### Work required
Send each entry back exactly as given, pictures excluded.

### Dataset content
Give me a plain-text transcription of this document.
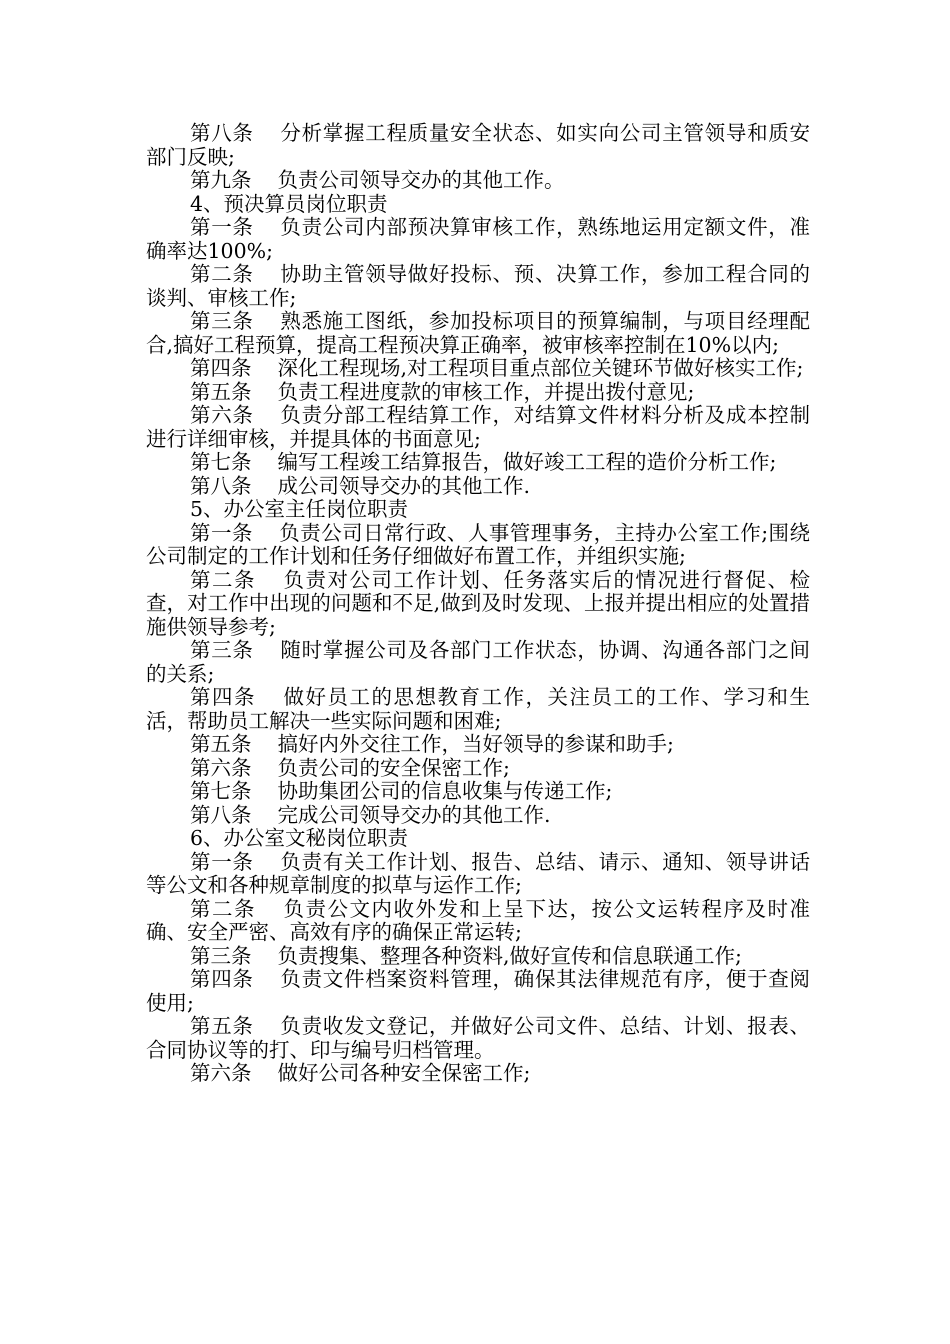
第八条 分析掌握工程质量安全状态、如实向公司主管领导和质安部门反映;

第九条 负责公司领导交办的其他工作。

4、预决算员岗位职责

第一条 负责公司内部预决算审核工作，熟练地运用定额文件，准确率达100%;

第二条 协助主管领导做好投标、预、决算工作，参加工程合同的谈判、审核工作;

第三条 熟悉施工图纸，参加投标项目的预算编制，与项目经理配合,搞好工程预算，提高工程预决算正确率，被审核率控制在10%以内;

第四条 深化工程现场,对工程项目重点部位关键环节做好核实工作;

第五条 负责工程进度款的审核工作，并提出拨付意见;

第六条 负责分部工程结算工作，对结算文件材料分析及成本控制进行详细审核，并提具体的书面意见;

第七条 编写工程竣工结算报告，做好竣工工程的造价分析工作;

第八条 成公司领导交办的其他工作.

5、办公室主任岗位职责

第一条 负责公司日常行政、人事管理事务，主持办公室工作;围绕公司制定的工作计划和任务仔细做好布置工作，并组织实施;

第二条 负责对公司工作计划、任务落实后的情况进行督促、检查，对工作中出现的问题和不足,做到及时发现、上报并提出相应的处置措施供领导参考;

第三条 随时掌握公司及各部门工作状态，协调、沟通各部门之间的关系;

第四条 做好员工的思想教育工作，关注员工的工作、学习和生活，帮助员工解决一些实际问题和困难;

第五条 搞好内外交往工作，当好领导的参谋和助手;

第六条 负责公司的安全保密工作;

第七条 协助集团公司的信息收集与传递工作;

第八条 完成公司领导交办的其他工作.

6、办公室文秘岗位职责

第一条 负责有关工作计划、报告、总结、请示、通知、领导讲话等公文和各种规章制度的拟草与运作工作;

第二条 负责公文内收外发和上呈下达，按公文运转程序及时准确、安全严密、高效有序的确保正常运转;

第三条 负责搜集、整理各种资料,做好宣传和信息联通工作;

第四条 负责文件档案资料管理，确保其法律规范有序，便于查阅使用;

第五条 负责收发文登记，并做好公司文件、总结、计划、报表、合同协议等的打、印与编号归档管理。

第六条 做好公司各种安全保密工作;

### Problem solution
Give me a plain-text transcription of this document.
第八条 分析掌握工程质量安全状态、如实向公司主管领导和质安部门反映;

第九条 负责公司领导交办的其他工作。

4、预决算员岗位职责

第一条 负责公司内部预决算审核工作，熟练地运用定额文件，准确率达100%;

第二条 协助主管领导做好投标、预、决算工作，参加工程合同的谈判、审核工作;

第三条 熟悉施工图纸，参加投标项目的预算编制，与项目经理配合,搞好工程预算，提高工程预决算正确率，被审核率控制在10%以内;

第四条 深化工程现场,对工程项目重点部位关键环节做好核实工作;

第五条 负责工程进度款的审核工作，并提出拨付意见;

第六条 负责分部工程结算工作，对结算文件材料分析及成本控制进行详细审核，并提具体的书面意见;

第七条 编写工程竣工结算报告，做好竣工工程的造价分析工作;

第八条 成公司领导交办的其他工作.

5、办公室主任岗位职责

第一条 负责公司日常行政、人事管理事务，主持办公室工作;围绕公司制定的工作计划和任务仔细做好布置工作，并组织实施;

第二条 负责对公司工作计划、任务落实后的情况进行督促、检查，对工作中出现的问题和不足,做到及时发现、上报并提出相应的处置措施供领导参考;

第三条 随时掌握公司及各部门工作状态，协调、沟通各部门之间的关系;

第四条 做好员工的思想教育工作，关注员工的工作、学习和生活，帮助员工解决一些实际问题和困难;

第五条 搞好内外交往工作，当好领导的参谋和助手;

第六条 负责公司的安全保密工作;

第七条 协助集团公司的信息收集与传递工作;

第八条 完成公司领导交办的其他工作.

6、办公室文秘岗位职责

第一条 负责有关工作计划、报告、总结、请示、通知、领导讲话等公文和各种规章制度的拟草与运作工作;

第二条 负责公文内收外发和上呈下达，按公文运转程序及时准确、安全严密、高效有序的确保正常运转;

第三条 负责搜集、整理各种资料,做好宣传和信息联通工作;

第四条 负责文件档案资料管理，确保其法律规范有序，便于查阅使用;

第五条 负责收发文登记，并做好公司文件、总结、计划、报表、合同协议等的打、印与编号归档管理。

第六条 做好公司各种安全保密工作;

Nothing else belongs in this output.